▸ EXERCISE INSTRUCTIONS:
Locate the lines where "thofe" occurs and copy them as they stand.

▸ DATA TO USE:

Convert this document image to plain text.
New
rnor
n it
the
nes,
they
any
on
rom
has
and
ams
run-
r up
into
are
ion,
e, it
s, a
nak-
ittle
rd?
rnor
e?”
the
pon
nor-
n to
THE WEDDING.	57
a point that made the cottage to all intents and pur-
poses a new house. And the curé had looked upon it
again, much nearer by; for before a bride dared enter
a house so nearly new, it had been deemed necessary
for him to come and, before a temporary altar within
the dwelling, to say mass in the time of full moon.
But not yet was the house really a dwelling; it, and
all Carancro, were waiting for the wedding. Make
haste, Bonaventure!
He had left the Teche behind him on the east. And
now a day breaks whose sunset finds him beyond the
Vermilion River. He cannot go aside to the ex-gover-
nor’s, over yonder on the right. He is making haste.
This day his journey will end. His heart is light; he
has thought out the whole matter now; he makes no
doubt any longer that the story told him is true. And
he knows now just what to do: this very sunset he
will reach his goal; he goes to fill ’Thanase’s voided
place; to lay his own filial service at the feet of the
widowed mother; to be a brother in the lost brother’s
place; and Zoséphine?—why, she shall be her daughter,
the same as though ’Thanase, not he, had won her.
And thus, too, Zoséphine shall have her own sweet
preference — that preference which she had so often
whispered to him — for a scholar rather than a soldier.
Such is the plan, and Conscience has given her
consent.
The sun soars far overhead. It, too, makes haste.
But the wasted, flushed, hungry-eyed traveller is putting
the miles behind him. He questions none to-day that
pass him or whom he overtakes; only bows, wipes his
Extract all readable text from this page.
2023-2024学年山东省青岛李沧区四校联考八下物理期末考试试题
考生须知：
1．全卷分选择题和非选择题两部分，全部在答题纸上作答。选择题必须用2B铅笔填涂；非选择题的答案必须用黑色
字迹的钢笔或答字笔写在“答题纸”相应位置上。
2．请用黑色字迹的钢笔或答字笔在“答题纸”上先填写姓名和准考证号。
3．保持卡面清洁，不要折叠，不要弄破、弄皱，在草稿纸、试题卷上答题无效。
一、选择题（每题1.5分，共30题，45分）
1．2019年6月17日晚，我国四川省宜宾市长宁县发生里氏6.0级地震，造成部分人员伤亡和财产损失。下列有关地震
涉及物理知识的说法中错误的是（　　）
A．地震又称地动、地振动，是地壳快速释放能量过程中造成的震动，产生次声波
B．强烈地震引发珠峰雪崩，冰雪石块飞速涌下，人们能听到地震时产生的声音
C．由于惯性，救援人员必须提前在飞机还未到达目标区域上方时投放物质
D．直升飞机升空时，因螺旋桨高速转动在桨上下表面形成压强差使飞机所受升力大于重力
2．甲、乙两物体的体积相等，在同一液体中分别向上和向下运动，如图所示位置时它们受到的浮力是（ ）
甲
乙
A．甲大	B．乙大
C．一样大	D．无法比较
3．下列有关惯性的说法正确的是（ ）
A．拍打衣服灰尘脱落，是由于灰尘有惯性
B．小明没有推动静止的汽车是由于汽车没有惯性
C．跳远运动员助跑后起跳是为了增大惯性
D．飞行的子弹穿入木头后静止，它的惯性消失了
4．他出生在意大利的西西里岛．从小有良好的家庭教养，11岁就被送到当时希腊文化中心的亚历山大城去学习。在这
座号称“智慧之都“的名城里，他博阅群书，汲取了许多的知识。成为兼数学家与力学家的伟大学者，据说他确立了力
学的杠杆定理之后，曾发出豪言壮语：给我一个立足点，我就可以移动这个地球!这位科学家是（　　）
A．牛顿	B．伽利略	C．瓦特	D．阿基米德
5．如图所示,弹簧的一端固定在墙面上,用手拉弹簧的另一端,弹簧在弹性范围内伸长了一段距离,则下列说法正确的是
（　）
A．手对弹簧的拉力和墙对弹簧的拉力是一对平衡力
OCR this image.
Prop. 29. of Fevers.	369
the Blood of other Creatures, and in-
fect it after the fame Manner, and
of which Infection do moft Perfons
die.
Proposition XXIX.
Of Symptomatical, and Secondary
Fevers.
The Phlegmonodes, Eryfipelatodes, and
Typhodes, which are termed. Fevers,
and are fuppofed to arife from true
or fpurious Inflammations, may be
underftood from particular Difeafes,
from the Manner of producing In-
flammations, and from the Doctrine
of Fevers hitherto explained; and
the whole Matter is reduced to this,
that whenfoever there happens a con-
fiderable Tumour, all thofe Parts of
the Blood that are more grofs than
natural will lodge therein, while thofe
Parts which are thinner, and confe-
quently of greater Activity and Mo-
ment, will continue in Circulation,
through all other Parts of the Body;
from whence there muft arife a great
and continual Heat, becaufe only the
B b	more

▸ ANSWER TO THE PROBLEM:
fiderable Tumour, all thofe Parts of
natural will lodge therein, while thofe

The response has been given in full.